EXERCISE: Quote all of the data that follows exactly as written, skipping the images.

Records from a collection:
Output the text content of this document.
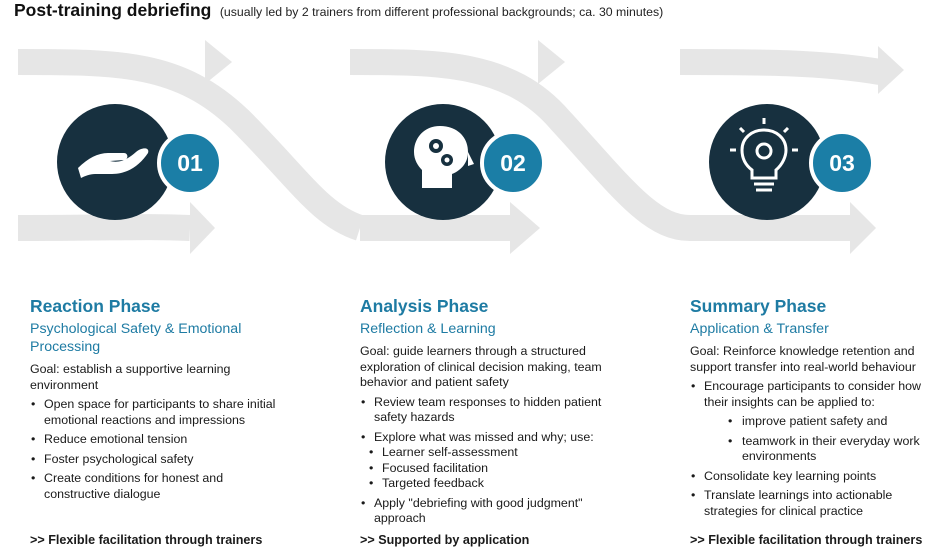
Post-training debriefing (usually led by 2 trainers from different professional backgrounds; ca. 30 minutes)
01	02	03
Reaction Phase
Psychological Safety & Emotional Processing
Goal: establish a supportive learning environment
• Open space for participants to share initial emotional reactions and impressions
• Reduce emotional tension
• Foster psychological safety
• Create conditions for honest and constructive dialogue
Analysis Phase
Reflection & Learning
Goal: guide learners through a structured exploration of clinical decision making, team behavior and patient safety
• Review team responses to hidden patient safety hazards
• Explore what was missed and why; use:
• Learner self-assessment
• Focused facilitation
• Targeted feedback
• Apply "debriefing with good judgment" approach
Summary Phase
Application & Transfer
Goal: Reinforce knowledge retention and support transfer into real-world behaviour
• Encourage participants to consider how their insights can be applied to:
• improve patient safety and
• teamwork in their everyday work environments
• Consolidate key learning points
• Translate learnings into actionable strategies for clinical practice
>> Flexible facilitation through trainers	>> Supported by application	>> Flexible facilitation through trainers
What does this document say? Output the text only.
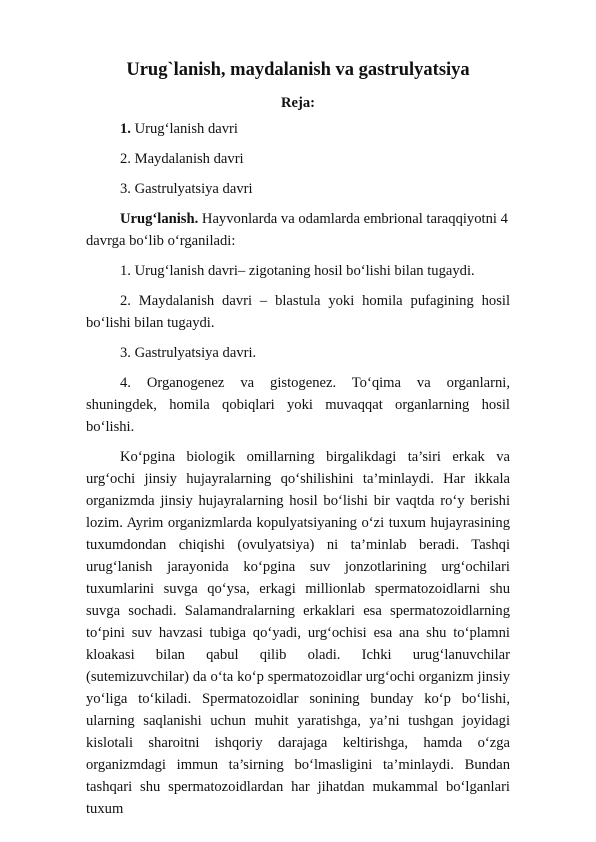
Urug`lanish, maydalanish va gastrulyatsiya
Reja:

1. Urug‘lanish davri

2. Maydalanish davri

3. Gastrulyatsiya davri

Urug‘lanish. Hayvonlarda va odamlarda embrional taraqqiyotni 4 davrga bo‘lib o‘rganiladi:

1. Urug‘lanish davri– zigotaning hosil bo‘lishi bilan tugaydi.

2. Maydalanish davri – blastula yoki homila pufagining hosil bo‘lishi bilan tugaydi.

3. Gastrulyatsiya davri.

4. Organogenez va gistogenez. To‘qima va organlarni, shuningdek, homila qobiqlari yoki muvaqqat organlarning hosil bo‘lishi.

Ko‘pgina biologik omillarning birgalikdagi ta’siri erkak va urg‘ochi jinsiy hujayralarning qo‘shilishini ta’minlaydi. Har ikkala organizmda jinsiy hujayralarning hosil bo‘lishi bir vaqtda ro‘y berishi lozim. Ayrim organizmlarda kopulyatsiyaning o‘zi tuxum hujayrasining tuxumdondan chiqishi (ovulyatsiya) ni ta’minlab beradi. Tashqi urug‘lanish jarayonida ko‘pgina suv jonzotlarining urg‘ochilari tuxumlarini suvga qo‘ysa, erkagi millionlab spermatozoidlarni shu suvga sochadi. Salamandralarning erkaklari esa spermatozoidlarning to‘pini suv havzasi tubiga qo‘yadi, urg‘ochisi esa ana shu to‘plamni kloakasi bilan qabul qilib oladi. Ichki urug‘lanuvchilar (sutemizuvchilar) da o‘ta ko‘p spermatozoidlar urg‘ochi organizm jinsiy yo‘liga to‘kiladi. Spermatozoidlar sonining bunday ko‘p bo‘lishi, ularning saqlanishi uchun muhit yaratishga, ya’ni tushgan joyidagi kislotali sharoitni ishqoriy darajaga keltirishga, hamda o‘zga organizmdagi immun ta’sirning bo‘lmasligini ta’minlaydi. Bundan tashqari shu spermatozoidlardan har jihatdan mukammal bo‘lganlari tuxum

FINAL ANSWER:
Output the text content of this document.
Post-training debriefing (usually led by 2 trainers from different professional backgrounds; ca. 30 minutes)
01	02	03
Reaction Phase
Psychological Safety & Emotional Processing
Goal: establish a supportive learning environment
• Open space for participants to share initial emotional reactions and impressions
• Reduce emotional tension
• Foster psychological safety
• Create conditions for honest and constructive dialogue
Analysis Phase
Reflection & Learning
Goal: guide learners through a structured exploration of clinical decision making, team behavior and patient safety
• Review team responses to hidden patient safety hazards
• Explore what was missed and why; use:
• Learner self-assessment
• Focused facilitation
• Targeted feedback
• Apply "debriefing with good judgment" approach
Summary Phase
Application & Transfer
Goal: Reinforce knowledge retention and support transfer into real-world behaviour
• Encourage participants to consider how their insights can be applied to:
• improve patient safety and
• teamwork in their everyday work environments
• Consolidate key learning points
• Translate learnings into actionable strategies for clinical practice
>> Flexible facilitation through trainers	>> Supported by application	>> Flexible facilitation through trainers
What does this document say? Output the text only.
Urug`lanish, maydalanish va gastrulyatsiya
Reja:

1. Urug‘lanish davri

2. Maydalanish davri

3. Gastrulyatsiya davri

Urug‘lanish. Hayvonlarda va odamlarda embrional taraqqiyotni 4 davrga bo‘lib o‘rganiladi:

1. Urug‘lanish davri– zigotaning hosil bo‘lishi bilan tugaydi.

2. Maydalanish davri – blastula yoki homila pufagining hosil bo‘lishi bilan tugaydi.

3. Gastrulyatsiya davri.

4. Organogenez va gistogenez. To‘qima va organlarni, shuningdek, homila qobiqlari yoki muvaqqat organlarning hosil bo‘lishi.

Ko‘pgina biologik omillarning birgalikdagi ta’siri erkak va urg‘ochi jinsiy hujayralarning qo‘shilishini ta’minlaydi. Har ikkala organizmda jinsiy hujayralarning hosil bo‘lishi bir vaqtda ro‘y berishi lozim. Ayrim organizmlarda kopulyatsiyaning o‘zi tuxum hujayrasining tuxumdondan chiqishi (ovulyatsiya) ni ta’minlab beradi. Tashqi urug‘lanish jarayonida ko‘pgina suv jonzotlarining urg‘ochilari tuxumlarini suvga qo‘ysa, erkagi millionlab spermatozoidlarni shu suvga sochadi. Salamandralarning erkaklari esa spermatozoidlarning to‘pini suv havzasi tubiga qo‘yadi, urg‘ochisi esa ana shu to‘plamni kloakasi bilan qabul qilib oladi. Ichki urug‘lanuvchilar (sutemizuvchilar) da o‘ta ko‘p spermatozoidlar urg‘ochi organizm jinsiy yo‘liga to‘kiladi. Spermatozoidlar sonining bunday ko‘p bo‘lishi, ularning saqlanishi uchun muhit yaratishga, ya’ni tushgan joyidagi kislotali sharoitni ishqoriy darajaga keltirishga, hamda o‘zga organizmdagi immun ta’sirning bo‘lmasligini ta’minlaydi. Bundan tashqari shu spermatozoidlardan har jihatdan mukammal bo‘lganlari tuxum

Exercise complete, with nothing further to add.